[Extracted records]
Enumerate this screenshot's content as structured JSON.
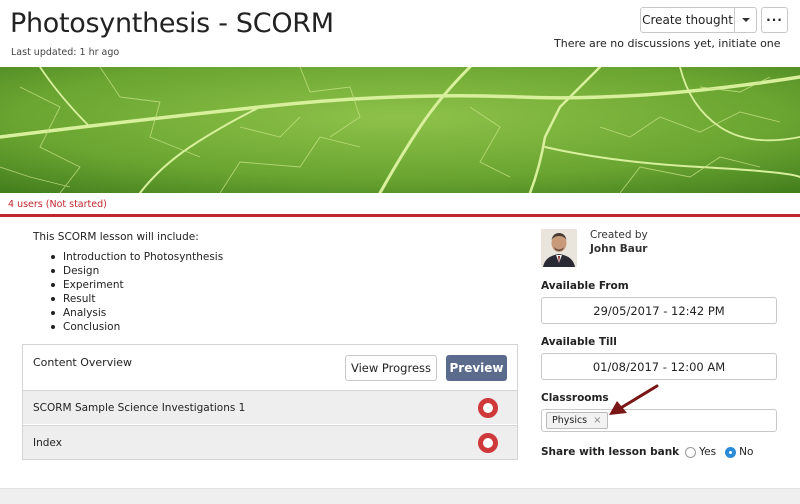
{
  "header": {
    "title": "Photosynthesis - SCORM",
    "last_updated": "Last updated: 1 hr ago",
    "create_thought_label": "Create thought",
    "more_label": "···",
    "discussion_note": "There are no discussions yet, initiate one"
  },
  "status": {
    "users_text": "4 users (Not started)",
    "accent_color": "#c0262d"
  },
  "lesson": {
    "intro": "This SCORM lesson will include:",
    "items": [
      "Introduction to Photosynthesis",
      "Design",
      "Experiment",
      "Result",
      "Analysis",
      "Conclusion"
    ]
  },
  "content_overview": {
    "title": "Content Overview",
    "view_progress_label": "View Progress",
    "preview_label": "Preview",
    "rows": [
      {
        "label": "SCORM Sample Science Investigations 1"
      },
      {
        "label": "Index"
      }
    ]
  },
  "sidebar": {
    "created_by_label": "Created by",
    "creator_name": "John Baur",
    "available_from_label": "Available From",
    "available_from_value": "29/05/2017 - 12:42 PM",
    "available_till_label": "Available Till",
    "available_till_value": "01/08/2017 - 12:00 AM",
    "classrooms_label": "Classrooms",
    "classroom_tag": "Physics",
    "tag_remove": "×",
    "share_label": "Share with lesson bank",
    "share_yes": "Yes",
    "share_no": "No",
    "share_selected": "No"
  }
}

● GOAL: Omit the pictures, then output the rest of the listing exactly.

● COMPLETE ANSWER:
Enumerate this screenshot's content as structured JSON.
{
  "header": {
    "title": "Photosynthesis - SCORM",
    "last_updated": "Last updated: 1 hr ago",
    "create_thought_label": "Create thought",
    "more_label": "···",
    "discussion_note": "There are no discussions yet, initiate one"
  },
  "status": {
    "users_text": "4 users (Not started)",
    "accent_color": "#c0262d"
  },
  "lesson": {
    "intro": "This SCORM lesson will include:",
    "items": [
      "Introduction to Photosynthesis",
      "Design",
      "Experiment",
      "Result",
      "Analysis",
      "Conclusion"
    ]
  },
  "content_overview": {
    "title": "Content Overview",
    "view_progress_label": "View Progress",
    "preview_label": "Preview",
    "rows": [
      {
        "label": "SCORM Sample Science Investigations 1"
      },
      {
        "label": "Index"
      }
    ]
  },
  "sidebar": {
    "created_by_label": "Created by",
    "creator_name": "John Baur",
    "available_from_label": "Available From",
    "available_from_value": "29/05/2017 - 12:42 PM",
    "available_till_label": "Available Till",
    "available_till_value": "01/08/2017 - 12:00 AM",
    "classrooms_label": "Classrooms",
    "classroom_tag": "Physics",
    "tag_remove": "×",
    "share_label": "Share with lesson bank",
    "share_yes": "Yes",
    "share_no": "No",
    "share_selected": "No"
  }
}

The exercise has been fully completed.